### Records for this task
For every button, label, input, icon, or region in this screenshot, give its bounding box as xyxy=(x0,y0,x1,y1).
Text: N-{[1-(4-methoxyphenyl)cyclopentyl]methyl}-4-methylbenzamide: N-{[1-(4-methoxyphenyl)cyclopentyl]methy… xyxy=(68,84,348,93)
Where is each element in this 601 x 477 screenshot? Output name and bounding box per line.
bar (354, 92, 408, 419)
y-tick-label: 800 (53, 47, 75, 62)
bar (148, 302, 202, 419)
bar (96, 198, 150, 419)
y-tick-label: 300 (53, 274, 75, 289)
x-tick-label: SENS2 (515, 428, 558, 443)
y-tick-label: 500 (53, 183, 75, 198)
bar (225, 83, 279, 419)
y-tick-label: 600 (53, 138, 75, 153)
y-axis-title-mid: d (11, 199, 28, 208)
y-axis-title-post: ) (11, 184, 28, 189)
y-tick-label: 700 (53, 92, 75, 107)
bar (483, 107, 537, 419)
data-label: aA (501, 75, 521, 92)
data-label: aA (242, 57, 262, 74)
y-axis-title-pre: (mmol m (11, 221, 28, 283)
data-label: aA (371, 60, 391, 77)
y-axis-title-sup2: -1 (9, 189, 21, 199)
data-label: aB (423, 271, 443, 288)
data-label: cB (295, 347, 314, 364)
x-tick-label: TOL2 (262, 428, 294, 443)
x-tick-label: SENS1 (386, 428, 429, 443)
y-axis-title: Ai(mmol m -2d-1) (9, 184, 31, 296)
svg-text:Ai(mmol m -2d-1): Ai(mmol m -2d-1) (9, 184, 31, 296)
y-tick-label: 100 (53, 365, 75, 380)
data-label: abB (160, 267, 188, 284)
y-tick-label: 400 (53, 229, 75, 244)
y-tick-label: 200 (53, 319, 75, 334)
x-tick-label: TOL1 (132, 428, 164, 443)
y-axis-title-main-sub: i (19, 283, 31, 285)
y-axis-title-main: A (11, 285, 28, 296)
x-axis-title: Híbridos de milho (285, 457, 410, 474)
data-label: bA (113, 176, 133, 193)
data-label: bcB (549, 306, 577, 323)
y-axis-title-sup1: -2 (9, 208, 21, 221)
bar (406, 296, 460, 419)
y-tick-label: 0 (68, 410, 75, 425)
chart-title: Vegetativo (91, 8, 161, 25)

### Your instructions
Update the lines above so that each "data-label" becomes "value-label", with nothing else changed.

### Result of the task
For every button, label, input, icon, or region in this screenshot, give its bounding box as xyxy=(x0,y0,x1,y1).
Text: N-{[1-(4-methoxyphenyl)cyclopentyl]methyl}-4-methylbenzamide: N-{[1-(4-methoxyphenyl)cyclopentyl]methy… xyxy=(68,84,348,93)
Where is each element in this 601 x 477 screenshot? Output name and bounding box per line.
bar (354, 92, 408, 419)
y-tick-label: 800 (53, 47, 75, 62)
bar (148, 302, 202, 419)
bar (96, 198, 150, 419)
y-tick-label: 300 (53, 274, 75, 289)
x-tick-label: SENS2 (515, 428, 558, 443)
y-tick-label: 500 (53, 183, 75, 198)
bar (225, 83, 279, 419)
y-tick-label: 600 (53, 138, 75, 153)
y-axis-title-mid: d (11, 199, 28, 208)
y-axis-title-post: ) (11, 184, 28, 189)
y-tick-label: 700 (53, 92, 75, 107)
bar (483, 107, 537, 419)
value-label: aA (501, 75, 521, 92)
value-label: aA (242, 57, 262, 74)
y-axis-title-pre: (mmol m (11, 221, 28, 283)
value-label: aA (371, 60, 391, 77)
y-axis-title-sup2: -1 (9, 189, 21, 199)
value-label: aB (423, 271, 443, 288)
value-label: cB (295, 347, 314, 364)
x-tick-label: TOL2 (262, 428, 294, 443)
x-tick-label: SENS1 (386, 428, 429, 443)
y-axis-title: Ai(mmol m -2d-1) (9, 184, 31, 296)
svg-text:Ai(mmol m -2d-1): Ai(mmol m -2d-1) (9, 184, 31, 296)
y-tick-label: 100 (53, 365, 75, 380)
value-label: abB (160, 267, 188, 284)
y-tick-label: 400 (53, 229, 75, 244)
y-tick-label: 200 (53, 319, 75, 334)
x-tick-label: TOL1 (132, 428, 164, 443)
y-axis-title-main-sub: i (19, 283, 31, 285)
y-axis-title-main: A (11, 285, 28, 296)
x-axis-title: Híbridos de milho (285, 457, 410, 474)
value-label: bA (113, 176, 133, 193)
value-label: bcB (549, 306, 577, 323)
y-axis-title-sup1: -2 (9, 208, 21, 221)
bar (406, 296, 460, 419)
y-tick-label: 0 (68, 410, 75, 425)
chart-title: Vegetativo (91, 8, 161, 25)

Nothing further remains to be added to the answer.